- Aim
Filter the records below for the word "poltekkesdepkes". Copy each line that holds it.

- Input rows
* START *
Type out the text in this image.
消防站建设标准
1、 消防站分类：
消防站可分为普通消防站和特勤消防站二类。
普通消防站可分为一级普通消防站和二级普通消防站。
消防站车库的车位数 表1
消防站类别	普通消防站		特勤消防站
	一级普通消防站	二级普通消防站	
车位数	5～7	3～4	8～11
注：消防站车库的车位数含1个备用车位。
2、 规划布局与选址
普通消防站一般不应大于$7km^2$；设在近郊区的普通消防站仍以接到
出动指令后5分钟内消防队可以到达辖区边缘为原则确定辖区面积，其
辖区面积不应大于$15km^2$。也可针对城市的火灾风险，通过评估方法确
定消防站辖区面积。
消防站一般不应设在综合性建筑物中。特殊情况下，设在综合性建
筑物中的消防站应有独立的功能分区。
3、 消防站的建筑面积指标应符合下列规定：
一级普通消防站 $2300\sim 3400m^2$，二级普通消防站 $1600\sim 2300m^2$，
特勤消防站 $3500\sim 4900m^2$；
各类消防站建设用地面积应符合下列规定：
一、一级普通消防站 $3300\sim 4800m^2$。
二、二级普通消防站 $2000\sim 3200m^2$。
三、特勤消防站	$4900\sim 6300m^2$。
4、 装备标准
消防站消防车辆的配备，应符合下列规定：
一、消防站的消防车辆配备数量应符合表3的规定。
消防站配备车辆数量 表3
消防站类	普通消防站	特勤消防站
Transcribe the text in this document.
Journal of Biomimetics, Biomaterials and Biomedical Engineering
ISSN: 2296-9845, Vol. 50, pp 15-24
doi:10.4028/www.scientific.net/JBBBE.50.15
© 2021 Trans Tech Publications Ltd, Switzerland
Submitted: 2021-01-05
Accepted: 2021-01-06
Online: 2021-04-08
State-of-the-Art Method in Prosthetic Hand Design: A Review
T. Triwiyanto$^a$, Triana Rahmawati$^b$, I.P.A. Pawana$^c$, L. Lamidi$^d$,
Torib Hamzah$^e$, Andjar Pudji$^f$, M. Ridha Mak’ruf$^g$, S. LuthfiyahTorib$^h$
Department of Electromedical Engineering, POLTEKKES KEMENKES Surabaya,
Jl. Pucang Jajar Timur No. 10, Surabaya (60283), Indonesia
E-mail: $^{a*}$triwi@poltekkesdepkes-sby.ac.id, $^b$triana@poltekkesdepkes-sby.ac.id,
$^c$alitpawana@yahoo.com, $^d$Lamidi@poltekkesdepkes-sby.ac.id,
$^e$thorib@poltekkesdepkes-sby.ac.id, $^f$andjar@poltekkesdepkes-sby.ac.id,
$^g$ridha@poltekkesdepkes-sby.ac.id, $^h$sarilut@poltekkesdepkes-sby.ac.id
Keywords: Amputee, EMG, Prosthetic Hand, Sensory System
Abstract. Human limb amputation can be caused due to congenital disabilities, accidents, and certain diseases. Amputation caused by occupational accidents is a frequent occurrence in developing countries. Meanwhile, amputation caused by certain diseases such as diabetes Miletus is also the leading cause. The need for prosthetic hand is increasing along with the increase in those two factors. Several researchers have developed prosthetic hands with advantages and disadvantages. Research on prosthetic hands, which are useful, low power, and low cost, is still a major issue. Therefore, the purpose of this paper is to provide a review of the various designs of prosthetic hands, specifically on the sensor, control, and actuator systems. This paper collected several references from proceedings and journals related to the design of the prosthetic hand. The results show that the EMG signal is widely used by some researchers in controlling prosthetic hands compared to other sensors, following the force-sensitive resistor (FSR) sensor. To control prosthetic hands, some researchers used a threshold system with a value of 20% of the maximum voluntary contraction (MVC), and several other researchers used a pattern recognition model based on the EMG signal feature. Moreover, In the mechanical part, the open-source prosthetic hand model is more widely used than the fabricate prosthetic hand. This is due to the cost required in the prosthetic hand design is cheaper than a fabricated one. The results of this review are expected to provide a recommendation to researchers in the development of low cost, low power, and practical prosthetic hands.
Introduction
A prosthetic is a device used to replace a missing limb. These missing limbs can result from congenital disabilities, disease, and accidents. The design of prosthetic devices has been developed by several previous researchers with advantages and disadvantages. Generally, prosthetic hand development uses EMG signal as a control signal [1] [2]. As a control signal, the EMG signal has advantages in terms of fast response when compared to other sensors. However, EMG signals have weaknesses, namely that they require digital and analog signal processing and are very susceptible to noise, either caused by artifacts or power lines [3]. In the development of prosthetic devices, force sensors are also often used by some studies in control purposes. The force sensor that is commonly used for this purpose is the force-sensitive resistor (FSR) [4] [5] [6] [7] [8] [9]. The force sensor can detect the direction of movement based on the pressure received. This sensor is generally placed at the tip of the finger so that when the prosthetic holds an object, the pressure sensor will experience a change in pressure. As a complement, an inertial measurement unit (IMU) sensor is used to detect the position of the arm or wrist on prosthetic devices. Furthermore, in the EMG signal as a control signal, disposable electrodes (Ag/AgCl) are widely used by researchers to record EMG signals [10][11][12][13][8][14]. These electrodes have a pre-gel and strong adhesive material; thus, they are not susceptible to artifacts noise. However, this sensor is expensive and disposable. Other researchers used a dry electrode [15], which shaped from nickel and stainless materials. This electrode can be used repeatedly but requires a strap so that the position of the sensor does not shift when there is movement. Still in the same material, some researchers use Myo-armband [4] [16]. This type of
* END *
- Complete answer
E-mail: $^{a*}$triwi@poltekkesdepkes-sby.ac.id, $^b$triana@poltekkesdepkes-sby.ac.id,
$^c$alitpawana@yahoo.com, $^d$Lamidi@poltekkesdepkes-sby.ac.id,
$^e$thorib@poltekkesdepkes-sby.ac.id, $^f$andjar@poltekkesdepkes-sby.ac.id,
$^g$ridha@poltekkesdepkes-sby.ac.id, $^h$sarilut@poltekkesdepkes-sby.ac.id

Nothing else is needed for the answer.